Scan the records for the word "年浙江省中考第". Copy each line that includes it.

[START Material for the task]

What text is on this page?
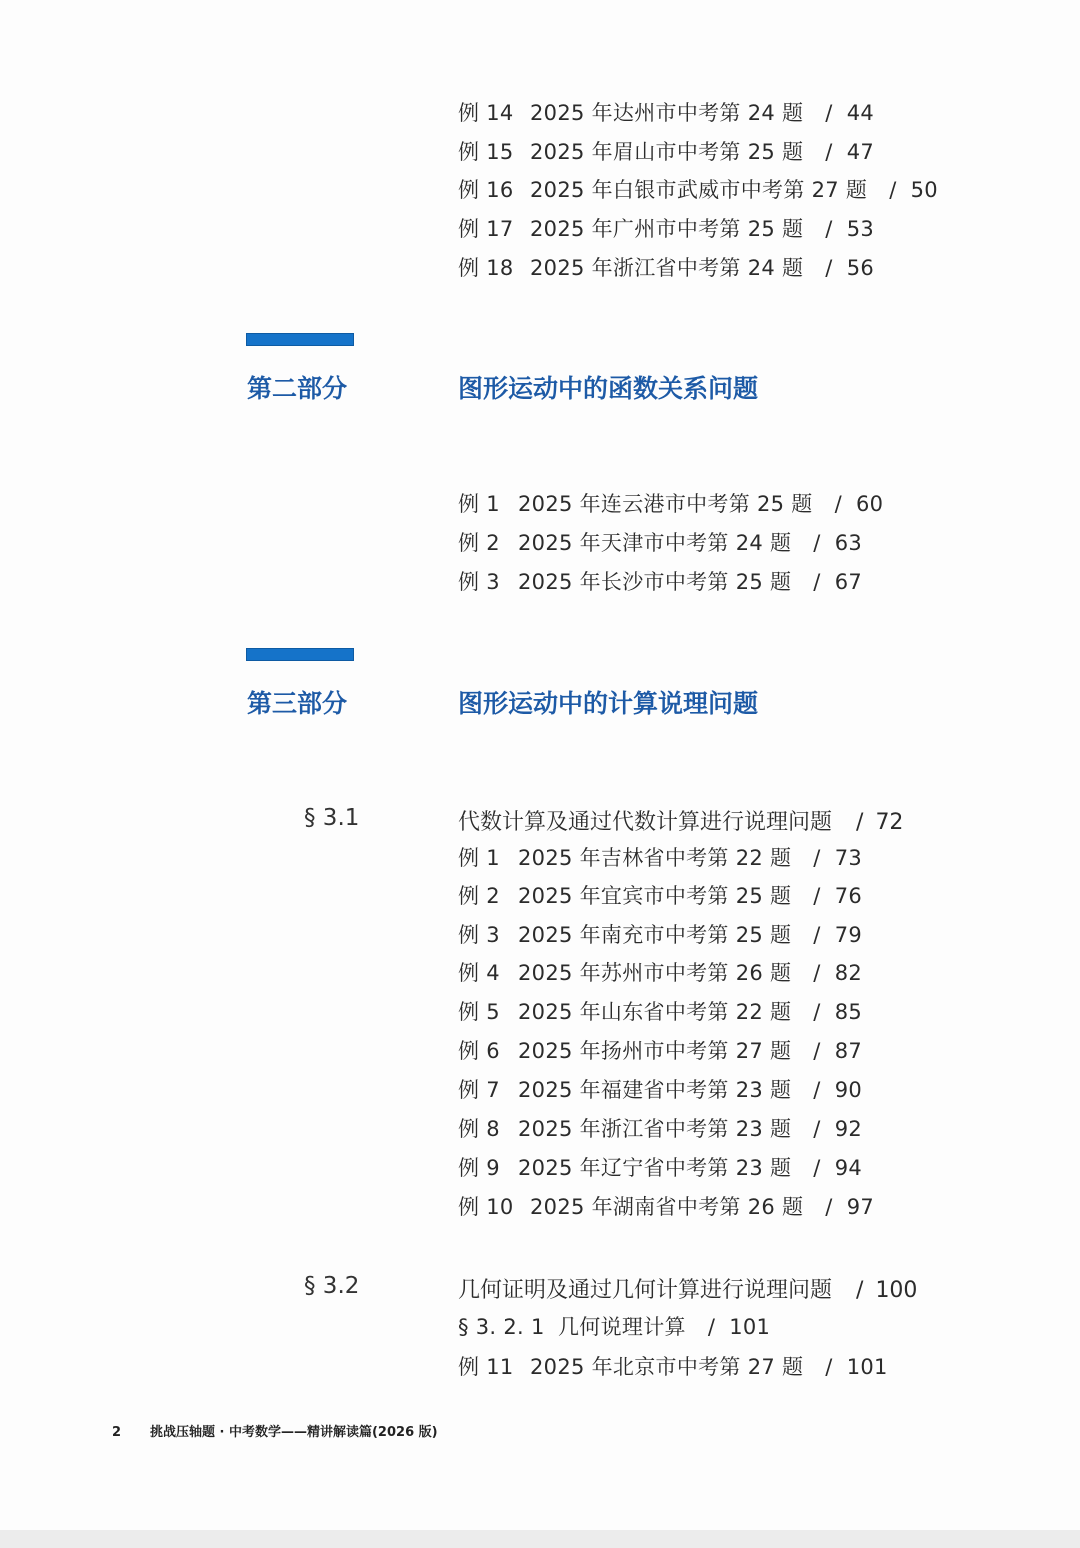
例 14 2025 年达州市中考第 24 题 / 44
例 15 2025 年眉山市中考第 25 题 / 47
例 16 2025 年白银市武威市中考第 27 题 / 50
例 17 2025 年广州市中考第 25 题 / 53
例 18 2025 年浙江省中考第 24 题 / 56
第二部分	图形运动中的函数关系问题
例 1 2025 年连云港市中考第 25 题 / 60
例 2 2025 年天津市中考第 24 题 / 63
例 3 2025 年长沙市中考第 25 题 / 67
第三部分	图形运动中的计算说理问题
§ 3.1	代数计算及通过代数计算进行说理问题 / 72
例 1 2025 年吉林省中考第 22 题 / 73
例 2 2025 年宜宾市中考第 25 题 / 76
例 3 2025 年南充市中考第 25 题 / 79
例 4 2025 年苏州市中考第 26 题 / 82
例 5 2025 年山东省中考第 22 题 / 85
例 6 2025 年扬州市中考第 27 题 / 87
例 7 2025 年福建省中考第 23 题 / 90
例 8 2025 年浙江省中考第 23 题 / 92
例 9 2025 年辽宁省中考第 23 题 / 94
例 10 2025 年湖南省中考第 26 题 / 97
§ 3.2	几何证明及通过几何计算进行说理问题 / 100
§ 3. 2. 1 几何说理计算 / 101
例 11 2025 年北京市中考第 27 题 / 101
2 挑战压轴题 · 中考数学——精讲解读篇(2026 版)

[END Material for the task]

Completed exercise:
例 18 2025 年浙江省中考第 24 题 / 56
例 8 2025 年浙江省中考第 23 题 / 92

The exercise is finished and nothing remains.